### Data for this exercise
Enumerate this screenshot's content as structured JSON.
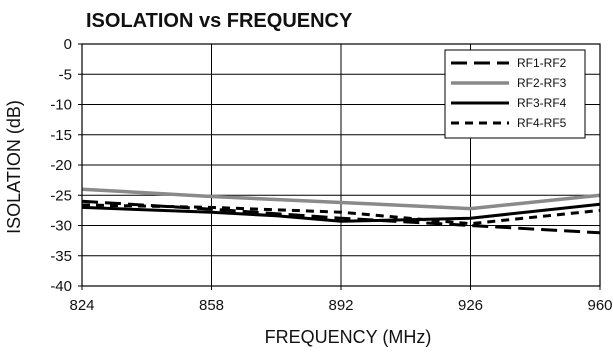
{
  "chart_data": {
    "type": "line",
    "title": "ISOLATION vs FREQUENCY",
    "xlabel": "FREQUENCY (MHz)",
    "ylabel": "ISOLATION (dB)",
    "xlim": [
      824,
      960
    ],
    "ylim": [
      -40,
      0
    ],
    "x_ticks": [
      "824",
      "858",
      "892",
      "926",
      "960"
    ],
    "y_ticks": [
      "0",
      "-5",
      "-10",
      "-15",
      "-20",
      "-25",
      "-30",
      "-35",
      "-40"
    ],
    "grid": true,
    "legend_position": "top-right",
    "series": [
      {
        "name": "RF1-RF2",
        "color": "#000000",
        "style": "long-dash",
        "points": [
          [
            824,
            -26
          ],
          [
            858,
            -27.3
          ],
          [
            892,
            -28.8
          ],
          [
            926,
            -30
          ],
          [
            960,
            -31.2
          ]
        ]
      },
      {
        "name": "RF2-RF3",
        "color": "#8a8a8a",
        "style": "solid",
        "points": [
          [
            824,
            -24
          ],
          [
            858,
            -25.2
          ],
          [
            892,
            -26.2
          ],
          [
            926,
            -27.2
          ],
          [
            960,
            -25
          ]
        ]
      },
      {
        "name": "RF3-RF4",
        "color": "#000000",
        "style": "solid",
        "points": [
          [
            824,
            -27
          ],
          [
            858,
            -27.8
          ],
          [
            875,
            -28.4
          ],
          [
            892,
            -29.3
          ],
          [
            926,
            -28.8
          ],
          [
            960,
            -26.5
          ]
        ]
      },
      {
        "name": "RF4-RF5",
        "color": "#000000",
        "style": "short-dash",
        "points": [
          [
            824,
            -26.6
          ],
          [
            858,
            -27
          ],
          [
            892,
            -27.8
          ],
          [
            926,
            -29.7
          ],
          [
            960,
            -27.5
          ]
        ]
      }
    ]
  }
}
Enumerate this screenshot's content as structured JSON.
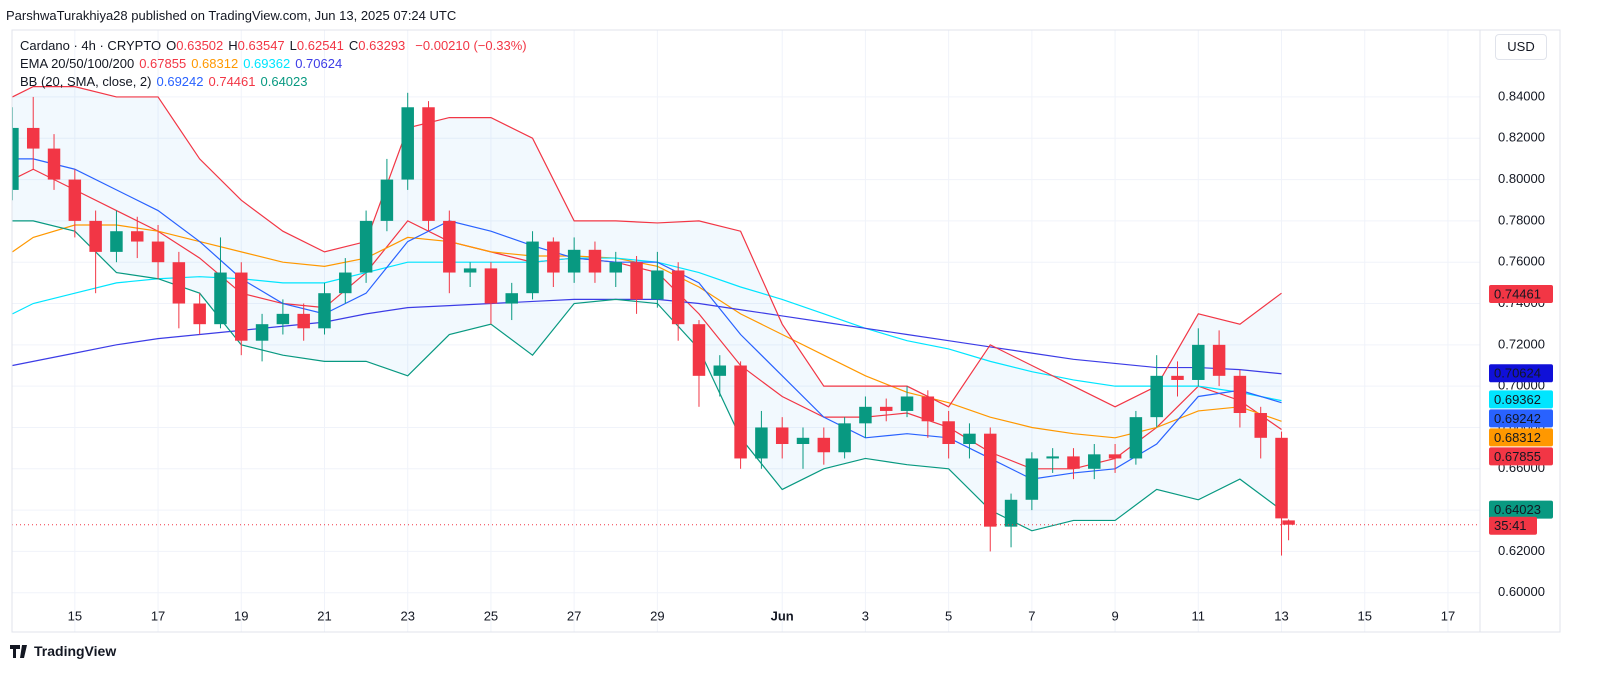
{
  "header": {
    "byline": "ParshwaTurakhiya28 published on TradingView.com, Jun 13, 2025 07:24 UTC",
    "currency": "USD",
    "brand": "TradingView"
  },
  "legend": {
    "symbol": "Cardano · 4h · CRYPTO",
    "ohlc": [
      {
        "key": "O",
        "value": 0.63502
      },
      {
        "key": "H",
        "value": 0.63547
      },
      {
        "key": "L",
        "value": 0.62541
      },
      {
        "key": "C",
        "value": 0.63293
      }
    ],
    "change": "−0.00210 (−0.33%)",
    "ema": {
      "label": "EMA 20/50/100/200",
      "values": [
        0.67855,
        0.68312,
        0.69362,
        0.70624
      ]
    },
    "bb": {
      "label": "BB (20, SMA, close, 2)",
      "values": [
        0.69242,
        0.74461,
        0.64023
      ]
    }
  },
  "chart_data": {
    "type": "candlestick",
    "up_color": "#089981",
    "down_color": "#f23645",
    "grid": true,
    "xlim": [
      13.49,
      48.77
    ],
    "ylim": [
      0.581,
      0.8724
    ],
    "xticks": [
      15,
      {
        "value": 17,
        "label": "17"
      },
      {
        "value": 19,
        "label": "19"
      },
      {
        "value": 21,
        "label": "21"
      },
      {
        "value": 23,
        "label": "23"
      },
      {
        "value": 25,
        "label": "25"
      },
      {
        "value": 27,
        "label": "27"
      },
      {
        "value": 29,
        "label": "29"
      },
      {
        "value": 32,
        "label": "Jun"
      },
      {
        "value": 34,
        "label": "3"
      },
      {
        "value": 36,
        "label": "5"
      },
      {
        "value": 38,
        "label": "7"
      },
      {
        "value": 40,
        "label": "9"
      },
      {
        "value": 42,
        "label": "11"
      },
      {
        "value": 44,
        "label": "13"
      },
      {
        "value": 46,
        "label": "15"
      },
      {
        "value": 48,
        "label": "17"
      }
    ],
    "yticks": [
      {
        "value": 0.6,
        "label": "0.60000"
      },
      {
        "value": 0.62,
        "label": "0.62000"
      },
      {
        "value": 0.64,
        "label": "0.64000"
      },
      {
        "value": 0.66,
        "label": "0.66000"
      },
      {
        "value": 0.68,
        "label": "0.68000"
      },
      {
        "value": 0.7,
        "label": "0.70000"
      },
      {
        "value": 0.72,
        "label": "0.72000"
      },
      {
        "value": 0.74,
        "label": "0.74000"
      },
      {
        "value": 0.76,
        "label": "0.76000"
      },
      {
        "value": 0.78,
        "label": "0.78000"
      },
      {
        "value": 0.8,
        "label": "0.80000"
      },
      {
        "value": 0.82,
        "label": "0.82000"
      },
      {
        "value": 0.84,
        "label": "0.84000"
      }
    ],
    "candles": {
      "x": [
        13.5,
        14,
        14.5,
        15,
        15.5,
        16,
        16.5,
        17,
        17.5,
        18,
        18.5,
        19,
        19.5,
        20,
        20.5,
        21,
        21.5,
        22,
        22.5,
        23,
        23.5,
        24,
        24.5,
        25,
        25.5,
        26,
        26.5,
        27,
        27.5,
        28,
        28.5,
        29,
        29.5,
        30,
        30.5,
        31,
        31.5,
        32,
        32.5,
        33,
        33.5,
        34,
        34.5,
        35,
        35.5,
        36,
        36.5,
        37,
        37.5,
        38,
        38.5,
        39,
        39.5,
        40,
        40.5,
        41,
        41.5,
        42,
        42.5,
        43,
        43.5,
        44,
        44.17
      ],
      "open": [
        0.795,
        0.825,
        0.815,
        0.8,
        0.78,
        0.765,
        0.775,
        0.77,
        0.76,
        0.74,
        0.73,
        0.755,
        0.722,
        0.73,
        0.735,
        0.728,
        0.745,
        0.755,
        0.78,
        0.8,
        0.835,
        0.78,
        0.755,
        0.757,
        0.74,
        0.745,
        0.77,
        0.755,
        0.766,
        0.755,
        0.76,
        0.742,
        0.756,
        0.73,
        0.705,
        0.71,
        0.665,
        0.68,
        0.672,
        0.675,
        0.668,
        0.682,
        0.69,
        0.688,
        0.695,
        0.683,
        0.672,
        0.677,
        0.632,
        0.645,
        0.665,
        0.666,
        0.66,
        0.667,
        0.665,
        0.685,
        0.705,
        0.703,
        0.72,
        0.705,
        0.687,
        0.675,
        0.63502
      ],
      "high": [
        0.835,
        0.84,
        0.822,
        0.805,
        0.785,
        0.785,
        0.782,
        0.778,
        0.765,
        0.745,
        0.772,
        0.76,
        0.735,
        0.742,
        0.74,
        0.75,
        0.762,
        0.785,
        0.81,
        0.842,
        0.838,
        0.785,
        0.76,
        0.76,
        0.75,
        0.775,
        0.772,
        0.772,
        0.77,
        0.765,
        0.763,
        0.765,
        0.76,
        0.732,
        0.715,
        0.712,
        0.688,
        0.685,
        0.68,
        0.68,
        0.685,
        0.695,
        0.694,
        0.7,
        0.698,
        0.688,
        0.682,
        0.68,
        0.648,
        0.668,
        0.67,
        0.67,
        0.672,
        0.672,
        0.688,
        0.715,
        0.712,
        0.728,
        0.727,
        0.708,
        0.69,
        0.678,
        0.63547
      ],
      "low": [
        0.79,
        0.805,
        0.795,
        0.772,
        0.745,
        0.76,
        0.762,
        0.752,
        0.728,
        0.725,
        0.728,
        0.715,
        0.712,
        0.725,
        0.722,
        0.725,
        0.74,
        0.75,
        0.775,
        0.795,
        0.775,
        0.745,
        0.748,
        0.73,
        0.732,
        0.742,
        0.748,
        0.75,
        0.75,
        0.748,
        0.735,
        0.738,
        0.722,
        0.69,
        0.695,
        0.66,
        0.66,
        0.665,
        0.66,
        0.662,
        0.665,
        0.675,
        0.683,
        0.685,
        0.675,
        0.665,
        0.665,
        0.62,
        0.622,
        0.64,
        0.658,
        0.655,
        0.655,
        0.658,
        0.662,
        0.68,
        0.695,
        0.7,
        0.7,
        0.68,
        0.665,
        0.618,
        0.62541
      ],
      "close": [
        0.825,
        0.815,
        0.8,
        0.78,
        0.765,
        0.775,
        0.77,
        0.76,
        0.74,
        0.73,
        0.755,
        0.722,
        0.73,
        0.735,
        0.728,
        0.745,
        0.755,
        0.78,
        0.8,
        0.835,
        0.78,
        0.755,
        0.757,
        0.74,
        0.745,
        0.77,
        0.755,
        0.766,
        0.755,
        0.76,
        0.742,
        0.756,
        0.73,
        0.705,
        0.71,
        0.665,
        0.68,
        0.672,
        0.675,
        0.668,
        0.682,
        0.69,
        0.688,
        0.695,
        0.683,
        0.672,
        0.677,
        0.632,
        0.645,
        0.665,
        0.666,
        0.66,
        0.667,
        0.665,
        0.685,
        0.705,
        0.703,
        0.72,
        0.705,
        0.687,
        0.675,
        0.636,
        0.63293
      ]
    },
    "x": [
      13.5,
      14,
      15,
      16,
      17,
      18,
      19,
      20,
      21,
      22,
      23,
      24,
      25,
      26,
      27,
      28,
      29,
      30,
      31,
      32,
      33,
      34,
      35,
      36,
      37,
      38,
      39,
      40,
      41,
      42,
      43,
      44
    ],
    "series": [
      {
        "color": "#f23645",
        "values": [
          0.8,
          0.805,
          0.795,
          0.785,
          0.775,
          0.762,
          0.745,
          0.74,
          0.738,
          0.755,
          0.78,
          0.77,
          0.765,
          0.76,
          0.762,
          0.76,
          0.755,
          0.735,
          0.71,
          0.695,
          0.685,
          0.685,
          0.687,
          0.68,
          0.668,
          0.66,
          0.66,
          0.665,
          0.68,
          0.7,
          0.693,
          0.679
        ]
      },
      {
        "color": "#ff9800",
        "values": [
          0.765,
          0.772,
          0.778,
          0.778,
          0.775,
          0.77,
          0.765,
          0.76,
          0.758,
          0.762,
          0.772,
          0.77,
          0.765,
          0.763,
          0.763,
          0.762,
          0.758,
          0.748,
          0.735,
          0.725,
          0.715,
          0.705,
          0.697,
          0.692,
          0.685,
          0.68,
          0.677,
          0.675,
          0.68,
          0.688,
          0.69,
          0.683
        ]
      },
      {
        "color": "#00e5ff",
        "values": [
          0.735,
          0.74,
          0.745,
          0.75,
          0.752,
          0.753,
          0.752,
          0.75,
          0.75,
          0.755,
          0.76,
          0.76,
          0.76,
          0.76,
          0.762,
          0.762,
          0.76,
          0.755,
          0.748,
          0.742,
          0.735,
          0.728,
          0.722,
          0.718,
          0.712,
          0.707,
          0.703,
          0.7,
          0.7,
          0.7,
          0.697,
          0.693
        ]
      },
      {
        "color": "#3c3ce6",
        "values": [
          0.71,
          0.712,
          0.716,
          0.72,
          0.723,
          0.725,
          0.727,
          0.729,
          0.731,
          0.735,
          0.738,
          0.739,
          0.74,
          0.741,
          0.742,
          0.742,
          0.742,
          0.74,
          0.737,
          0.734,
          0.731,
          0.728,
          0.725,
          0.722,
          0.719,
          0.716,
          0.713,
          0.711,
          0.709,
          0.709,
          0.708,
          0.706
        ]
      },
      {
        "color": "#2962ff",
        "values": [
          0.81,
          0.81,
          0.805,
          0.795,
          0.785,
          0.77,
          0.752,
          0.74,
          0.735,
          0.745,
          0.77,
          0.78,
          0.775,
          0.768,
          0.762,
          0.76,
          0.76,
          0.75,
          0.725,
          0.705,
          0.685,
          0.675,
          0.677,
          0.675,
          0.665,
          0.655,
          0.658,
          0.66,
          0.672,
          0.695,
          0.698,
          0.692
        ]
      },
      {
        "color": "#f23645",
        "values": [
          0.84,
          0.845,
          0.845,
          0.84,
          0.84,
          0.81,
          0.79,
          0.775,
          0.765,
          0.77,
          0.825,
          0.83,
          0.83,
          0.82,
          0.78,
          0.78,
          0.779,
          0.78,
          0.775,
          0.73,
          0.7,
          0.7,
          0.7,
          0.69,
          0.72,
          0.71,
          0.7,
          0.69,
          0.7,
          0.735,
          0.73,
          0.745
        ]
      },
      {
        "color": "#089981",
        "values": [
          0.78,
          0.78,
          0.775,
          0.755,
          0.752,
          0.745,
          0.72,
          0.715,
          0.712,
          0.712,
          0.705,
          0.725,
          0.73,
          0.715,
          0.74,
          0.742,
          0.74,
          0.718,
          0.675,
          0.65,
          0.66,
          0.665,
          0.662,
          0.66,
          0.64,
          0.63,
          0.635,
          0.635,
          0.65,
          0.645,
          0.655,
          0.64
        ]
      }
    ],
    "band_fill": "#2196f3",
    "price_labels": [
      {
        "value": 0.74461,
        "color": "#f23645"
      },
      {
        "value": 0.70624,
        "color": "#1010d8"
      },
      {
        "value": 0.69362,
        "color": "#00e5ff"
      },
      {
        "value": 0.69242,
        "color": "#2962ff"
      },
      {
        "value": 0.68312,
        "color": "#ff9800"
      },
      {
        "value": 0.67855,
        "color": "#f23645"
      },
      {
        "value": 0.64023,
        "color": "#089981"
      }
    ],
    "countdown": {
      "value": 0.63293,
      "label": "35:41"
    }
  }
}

* * *

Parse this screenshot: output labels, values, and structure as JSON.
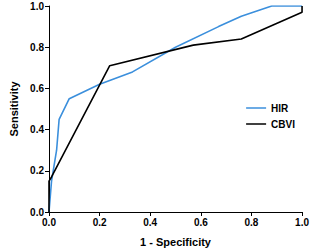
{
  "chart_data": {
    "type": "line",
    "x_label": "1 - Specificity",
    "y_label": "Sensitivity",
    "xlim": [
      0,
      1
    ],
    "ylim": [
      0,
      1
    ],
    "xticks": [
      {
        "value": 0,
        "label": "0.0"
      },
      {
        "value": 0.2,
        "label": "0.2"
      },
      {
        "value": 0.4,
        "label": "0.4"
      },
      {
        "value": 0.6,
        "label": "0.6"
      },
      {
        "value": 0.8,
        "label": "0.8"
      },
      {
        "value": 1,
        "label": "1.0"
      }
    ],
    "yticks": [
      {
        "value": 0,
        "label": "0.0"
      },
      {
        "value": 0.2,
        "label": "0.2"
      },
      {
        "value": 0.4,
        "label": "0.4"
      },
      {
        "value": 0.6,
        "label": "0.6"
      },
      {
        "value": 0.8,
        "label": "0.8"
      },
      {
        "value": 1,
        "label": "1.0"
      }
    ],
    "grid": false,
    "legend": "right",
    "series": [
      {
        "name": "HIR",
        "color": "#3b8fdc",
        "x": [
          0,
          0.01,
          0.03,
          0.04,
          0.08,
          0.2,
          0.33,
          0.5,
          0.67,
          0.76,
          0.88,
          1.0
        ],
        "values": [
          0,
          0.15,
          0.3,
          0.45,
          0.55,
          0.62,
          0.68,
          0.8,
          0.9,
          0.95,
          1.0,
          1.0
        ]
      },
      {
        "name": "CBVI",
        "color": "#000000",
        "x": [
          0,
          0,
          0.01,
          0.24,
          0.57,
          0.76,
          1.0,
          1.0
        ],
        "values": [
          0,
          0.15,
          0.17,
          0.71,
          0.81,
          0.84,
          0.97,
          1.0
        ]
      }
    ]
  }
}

### Stated problem
Pull out every line of the records above that contains the word "right".

### Result for this task
    "legend_position": "top-right",
    "legend": "right",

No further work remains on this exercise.